- **WRITTEN TASK**: Where the data below has the string "JSON", return the whole line.

Rows from a figure dataset:
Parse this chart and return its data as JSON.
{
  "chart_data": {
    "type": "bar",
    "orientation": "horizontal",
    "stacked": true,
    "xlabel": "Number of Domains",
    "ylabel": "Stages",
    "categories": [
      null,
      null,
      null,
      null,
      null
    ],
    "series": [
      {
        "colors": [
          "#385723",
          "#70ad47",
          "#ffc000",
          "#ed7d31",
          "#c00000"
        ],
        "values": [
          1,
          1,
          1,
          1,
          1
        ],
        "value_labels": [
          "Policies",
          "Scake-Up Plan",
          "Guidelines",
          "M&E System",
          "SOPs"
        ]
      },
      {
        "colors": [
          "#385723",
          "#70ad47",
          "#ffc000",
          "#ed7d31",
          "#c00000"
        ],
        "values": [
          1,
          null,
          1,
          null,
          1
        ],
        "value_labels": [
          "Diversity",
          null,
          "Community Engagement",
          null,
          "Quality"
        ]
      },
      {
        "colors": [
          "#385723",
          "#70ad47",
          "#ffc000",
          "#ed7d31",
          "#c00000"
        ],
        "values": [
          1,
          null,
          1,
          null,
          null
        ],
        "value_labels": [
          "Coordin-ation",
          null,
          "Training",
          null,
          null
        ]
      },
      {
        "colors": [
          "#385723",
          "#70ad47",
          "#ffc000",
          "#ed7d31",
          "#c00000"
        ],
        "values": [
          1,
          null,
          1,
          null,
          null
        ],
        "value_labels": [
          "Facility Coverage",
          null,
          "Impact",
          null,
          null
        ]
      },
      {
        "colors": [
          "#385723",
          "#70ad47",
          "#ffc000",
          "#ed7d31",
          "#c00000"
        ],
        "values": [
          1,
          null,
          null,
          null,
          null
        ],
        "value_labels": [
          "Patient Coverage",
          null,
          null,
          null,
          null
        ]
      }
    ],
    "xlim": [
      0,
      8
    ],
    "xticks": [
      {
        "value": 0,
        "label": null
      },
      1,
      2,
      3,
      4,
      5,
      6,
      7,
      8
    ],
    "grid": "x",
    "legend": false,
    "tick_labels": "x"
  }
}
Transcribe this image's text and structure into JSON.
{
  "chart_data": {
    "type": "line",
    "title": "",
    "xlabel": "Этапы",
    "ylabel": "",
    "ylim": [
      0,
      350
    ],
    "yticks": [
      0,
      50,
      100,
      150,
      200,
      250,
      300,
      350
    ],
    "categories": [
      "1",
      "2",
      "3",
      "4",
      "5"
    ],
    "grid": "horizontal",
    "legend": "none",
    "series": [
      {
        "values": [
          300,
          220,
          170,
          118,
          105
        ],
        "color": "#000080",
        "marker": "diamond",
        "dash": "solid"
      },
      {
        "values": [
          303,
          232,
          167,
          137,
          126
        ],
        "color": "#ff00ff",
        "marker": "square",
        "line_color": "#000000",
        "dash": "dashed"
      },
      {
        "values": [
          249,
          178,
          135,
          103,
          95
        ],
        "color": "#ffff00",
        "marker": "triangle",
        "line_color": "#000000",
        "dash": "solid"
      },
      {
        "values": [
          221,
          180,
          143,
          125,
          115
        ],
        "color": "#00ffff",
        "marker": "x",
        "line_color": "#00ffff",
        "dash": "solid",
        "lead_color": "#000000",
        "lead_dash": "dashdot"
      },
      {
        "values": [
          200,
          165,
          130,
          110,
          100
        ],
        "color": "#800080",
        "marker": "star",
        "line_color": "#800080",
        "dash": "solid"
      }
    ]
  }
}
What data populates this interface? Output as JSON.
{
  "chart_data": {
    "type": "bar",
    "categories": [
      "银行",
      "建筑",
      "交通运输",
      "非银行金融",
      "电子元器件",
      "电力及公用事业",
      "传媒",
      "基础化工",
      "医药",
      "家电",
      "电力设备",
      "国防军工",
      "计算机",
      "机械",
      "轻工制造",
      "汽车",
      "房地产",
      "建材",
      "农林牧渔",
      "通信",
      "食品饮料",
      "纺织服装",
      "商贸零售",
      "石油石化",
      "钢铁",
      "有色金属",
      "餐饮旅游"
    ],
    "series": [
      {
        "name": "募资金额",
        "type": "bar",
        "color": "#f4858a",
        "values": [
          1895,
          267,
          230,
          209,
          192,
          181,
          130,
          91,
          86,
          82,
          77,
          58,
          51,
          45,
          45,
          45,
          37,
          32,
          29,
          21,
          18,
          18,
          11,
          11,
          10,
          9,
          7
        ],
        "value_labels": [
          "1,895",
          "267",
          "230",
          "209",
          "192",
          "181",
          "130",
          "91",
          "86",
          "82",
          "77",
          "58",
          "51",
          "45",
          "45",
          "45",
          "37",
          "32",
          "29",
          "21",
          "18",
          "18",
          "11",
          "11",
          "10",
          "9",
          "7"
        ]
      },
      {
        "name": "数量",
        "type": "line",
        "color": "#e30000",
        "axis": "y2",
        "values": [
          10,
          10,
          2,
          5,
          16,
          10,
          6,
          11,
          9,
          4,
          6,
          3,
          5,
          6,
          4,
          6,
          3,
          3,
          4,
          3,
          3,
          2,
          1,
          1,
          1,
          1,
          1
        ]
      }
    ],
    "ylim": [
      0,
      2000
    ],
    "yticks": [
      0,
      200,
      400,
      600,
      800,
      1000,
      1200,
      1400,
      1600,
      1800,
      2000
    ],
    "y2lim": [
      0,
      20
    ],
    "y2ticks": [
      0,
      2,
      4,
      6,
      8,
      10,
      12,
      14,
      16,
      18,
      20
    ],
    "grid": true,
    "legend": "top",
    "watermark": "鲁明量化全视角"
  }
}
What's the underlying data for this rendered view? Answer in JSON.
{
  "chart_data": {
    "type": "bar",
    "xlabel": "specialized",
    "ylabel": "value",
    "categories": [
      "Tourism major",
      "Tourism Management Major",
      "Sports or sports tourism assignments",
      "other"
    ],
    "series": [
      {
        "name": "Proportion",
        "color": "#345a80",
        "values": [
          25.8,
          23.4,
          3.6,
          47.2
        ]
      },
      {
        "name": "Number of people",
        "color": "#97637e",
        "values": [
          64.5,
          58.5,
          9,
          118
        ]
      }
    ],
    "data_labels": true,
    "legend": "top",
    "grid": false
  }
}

- **FINAL RESULT**:
Parse this chart and return its data as JSON.
Transcribe this image's text and structure into JSON.
What data populates this interface? Output as JSON.
What's the underlying data for this rendered view? Answer in JSON.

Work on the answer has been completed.